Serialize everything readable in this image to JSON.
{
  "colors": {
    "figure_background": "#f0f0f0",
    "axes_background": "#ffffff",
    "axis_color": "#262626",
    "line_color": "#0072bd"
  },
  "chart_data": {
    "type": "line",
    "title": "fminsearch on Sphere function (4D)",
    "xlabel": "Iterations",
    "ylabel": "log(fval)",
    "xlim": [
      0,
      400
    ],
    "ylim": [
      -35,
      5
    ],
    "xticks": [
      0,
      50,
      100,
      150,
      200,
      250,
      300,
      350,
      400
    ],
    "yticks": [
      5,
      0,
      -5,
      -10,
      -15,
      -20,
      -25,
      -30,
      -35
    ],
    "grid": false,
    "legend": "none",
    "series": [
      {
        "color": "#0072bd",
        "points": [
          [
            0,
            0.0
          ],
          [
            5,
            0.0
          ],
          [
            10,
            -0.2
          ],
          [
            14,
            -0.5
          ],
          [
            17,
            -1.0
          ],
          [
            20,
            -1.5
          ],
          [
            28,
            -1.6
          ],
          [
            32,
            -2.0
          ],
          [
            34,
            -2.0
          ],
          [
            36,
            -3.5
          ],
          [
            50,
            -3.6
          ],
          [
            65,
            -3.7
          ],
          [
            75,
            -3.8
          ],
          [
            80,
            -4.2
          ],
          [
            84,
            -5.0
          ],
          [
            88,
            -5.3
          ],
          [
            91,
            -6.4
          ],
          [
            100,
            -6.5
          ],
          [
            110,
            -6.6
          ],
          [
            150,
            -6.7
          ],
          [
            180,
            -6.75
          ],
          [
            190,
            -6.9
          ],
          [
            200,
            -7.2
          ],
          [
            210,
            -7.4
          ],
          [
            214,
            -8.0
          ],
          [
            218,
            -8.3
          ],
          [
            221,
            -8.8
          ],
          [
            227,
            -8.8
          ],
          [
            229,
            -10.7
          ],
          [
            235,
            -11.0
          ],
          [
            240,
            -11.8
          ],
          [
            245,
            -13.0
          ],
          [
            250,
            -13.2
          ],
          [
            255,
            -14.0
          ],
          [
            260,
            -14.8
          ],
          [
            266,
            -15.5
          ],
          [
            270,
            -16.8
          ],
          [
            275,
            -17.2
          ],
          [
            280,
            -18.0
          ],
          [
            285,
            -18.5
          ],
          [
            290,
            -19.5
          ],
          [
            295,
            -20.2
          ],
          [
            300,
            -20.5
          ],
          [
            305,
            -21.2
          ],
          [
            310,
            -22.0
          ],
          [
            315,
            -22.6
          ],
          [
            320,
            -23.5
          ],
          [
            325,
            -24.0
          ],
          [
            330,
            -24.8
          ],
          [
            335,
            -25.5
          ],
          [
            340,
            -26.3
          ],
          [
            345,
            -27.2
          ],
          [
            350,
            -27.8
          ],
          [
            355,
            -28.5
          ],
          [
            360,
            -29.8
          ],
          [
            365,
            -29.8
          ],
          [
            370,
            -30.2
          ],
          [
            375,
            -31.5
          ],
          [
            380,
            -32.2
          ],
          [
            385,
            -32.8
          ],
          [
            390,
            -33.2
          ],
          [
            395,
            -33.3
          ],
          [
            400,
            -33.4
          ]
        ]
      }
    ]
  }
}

■ **Problem details**
Exactly as shown above, return every record.

■ **Right answer**
Serialize everything readable in this image to JSON.
{
  "colors": {
    "figure_background": "#f0f0f0",
    "axes_background": "#ffffff",
    "axis_color": "#262626",
    "line_color": "#0072bd"
  },
  "chart_data": {
    "type": "line",
    "title": "fminsearch on Sphere function (4D)",
    "xlabel": "Iterations",
    "ylabel": "log(fval)",
    "xlim": [
      0,
      400
    ],
    "ylim": [
      -35,
      5
    ],
    "xticks": [
      0,
      50,
      100,
      150,
      200,
      250,
      300,
      350,
      400
    ],
    "yticks": [
      5,
      0,
      -5,
      -10,
      -15,
      -20,
      -25,
      -30,
      -35
    ],
    "grid": false,
    "legend": "none",
    "series": [
      {
        "color": "#0072bd",
        "points": [
          [
            0,
            0.0
          ],
          [
            5,
            0.0
          ],
          [
            10,
            -0.2
          ],
          [
            14,
            -0.5
          ],
          [
            17,
            -1.0
          ],
          [
            20,
            -1.5
          ],
          [
            28,
            -1.6
          ],
          [
            32,
            -2.0
          ],
          [
            34,
            -2.0
          ],
          [
            36,
            -3.5
          ],
          [
            50,
            -3.6
          ],
          [
            65,
            -3.7
          ],
          [
            75,
            -3.8
          ],
          [
            80,
            -4.2
          ],
          [
            84,
            -5.0
          ],
          [
            88,
            -5.3
          ],
          [
            91,
            -6.4
          ],
          [
            100,
            -6.5
          ],
          [
            110,
            -6.6
          ],
          [
            150,
            -6.7
          ],
          [
            180,
            -6.75
          ],
          [
            190,
            -6.9
          ],
          [
            200,
            -7.2
          ],
          [
            210,
            -7.4
          ],
          [
            214,
            -8.0
          ],
          [
            218,
            -8.3
          ],
          [
            221,
            -8.8
          ],
          [
            227,
            -8.8
          ],
          [
            229,
            -10.7
          ],
          [
            235,
            -11.0
          ],
          [
            240,
            -11.8
          ],
          [
            245,
            -13.0
          ],
          [
            250,
            -13.2
          ],
          [
            255,
            -14.0
          ],
          [
            260,
            -14.8
          ],
          [
            266,
            -15.5
          ],
          [
            270,
            -16.8
          ],
          [
            275,
            -17.2
          ],
          [
            280,
            -18.0
          ],
          [
            285,
            -18.5
          ],
          [
            290,
            -19.5
          ],
          [
            295,
            -20.2
          ],
          [
            300,
            -20.5
          ],
          [
            305,
            -21.2
          ],
          [
            310,
            -22.0
          ],
          [
            315,
            -22.6
          ],
          [
            320,
            -23.5
          ],
          [
            325,
            -24.0
          ],
          [
            330,
            -24.8
          ],
          [
            335,
            -25.5
          ],
          [
            340,
            -26.3
          ],
          [
            345,
            -27.2
          ],
          [
            350,
            -27.8
          ],
          [
            355,
            -28.5
          ],
          [
            360,
            -29.8
          ],
          [
            365,
            -29.8
          ],
          [
            370,
            -30.2
          ],
          [
            375,
            -31.5
          ],
          [
            380,
            -32.2
          ],
          [
            385,
            -32.8
          ],
          [
            390,
            -33.2
          ],
          [
            395,
            -33.3
          ],
          [
            400,
            -33.4
          ]
        ]
      }
    ]
  }
}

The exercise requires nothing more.